[Dataset records]
+++

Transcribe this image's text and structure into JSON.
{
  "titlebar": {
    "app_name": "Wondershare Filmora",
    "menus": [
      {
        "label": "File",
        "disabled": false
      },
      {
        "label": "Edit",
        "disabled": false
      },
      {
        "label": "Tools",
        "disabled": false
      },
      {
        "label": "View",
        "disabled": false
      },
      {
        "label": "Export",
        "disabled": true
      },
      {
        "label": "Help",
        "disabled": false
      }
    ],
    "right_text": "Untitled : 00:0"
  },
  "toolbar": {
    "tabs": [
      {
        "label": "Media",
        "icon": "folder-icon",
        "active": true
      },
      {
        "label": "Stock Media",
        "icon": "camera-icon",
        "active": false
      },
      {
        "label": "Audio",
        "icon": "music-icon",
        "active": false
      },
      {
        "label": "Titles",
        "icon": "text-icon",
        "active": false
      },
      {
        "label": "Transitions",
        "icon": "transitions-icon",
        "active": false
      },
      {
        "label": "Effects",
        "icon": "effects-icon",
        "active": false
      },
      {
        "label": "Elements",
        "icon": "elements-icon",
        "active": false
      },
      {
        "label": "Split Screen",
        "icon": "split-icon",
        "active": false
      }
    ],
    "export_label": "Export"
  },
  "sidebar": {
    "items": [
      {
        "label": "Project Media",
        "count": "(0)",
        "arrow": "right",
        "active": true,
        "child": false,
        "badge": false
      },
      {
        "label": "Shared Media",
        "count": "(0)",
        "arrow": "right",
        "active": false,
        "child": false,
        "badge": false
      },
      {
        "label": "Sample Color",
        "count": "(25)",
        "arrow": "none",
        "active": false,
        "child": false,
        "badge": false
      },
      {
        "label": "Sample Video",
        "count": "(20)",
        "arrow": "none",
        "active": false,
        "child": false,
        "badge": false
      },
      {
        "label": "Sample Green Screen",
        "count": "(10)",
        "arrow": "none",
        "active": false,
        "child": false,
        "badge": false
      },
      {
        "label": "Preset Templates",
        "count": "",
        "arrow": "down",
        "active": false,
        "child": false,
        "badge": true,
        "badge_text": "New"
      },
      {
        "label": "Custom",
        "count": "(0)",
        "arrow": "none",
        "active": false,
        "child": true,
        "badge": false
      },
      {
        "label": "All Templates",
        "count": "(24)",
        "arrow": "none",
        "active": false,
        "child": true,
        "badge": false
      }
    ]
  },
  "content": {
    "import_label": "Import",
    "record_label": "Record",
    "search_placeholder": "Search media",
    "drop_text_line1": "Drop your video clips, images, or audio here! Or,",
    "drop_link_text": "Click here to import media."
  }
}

+++

[GIVEN INSTRUCTION] Transcribe every entry word for word.

[RESULT OF THE EXERCISE]
Transcribe this image's text and structure into JSON.
{
  "titlebar": {
    "app_name": "Wondershare Filmora",
    "menus": [
      {
        "label": "File",
        "disabled": false
      },
      {
        "label": "Edit",
        "disabled": false
      },
      {
        "label": "Tools",
        "disabled": false
      },
      {
        "label": "View",
        "disabled": false
      },
      {
        "label": "Export",
        "disabled": true
      },
      {
        "label": "Help",
        "disabled": false
      }
    ],
    "right_text": "Untitled : 00:0"
  },
  "toolbar": {
    "tabs": [
      {
        "label": "Media",
        "icon": "folder-icon",
        "active": true
      },
      {
        "label": "Stock Media",
        "icon": "camera-icon",
        "active": false
      },
      {
        "label": "Audio",
        "icon": "music-icon",
        "active": false
      },
      {
        "label": "Titles",
        "icon": "text-icon",
        "active": false
      },
      {
        "label": "Transitions",
        "icon": "transitions-icon",
        "active": false
      },
      {
        "label": "Effects",
        "icon": "effects-icon",
        "active": false
      },
      {
        "label": "Elements",
        "icon": "elements-icon",
        "active": false
      },
      {
        "label": "Split Screen",
        "icon": "split-icon",
        "active": false
      }
    ],
    "export_label": "Export"
  },
  "sidebar": {
    "items": [
      {
        "label": "Project Media",
        "count": "(0)",
        "arrow": "right",
        "active": true,
        "child": false,
        "badge": false
      },
      {
        "label": "Shared Media",
        "count": "(0)",
        "arrow": "right",
        "active": false,
        "child": false,
        "badge": false
      },
      {
        "label": "Sample Color",
        "count": "(25)",
        "arrow": "none",
        "active": false,
        "child": false,
        "badge": false
      },
      {
        "label": "Sample Video",
        "count": "(20)",
        "arrow": "none",
        "active": false,
        "child": false,
        "badge": false
      },
      {
        "label": "Sample Green Screen",
        "count": "(10)",
        "arrow": "none",
        "active": false,
        "child": false,
        "badge": false
      },
      {
        "label": "Preset Templates",
        "count": "",
        "arrow": "down",
        "active": false,
        "child": false,
        "badge": true,
        "badge_text": "New"
      },
      {
        "label": "Custom",
        "count": "(0)",
        "arrow": "none",
        "active": false,
        "child": true,
        "badge": false
      },
      {
        "label": "All Templates",
        "count": "(24)",
        "arrow": "none",
        "active": false,
        "child": true,
        "badge": false
      }
    ]
  },
  "content": {
    "import_label": "Import",
    "record_label": "Record",
    "search_placeholder": "Search media",
    "drop_text_line1": "Drop your video clips, images, or audio here! Or,",
    "drop_link_text": "Click here to import media."
  }
}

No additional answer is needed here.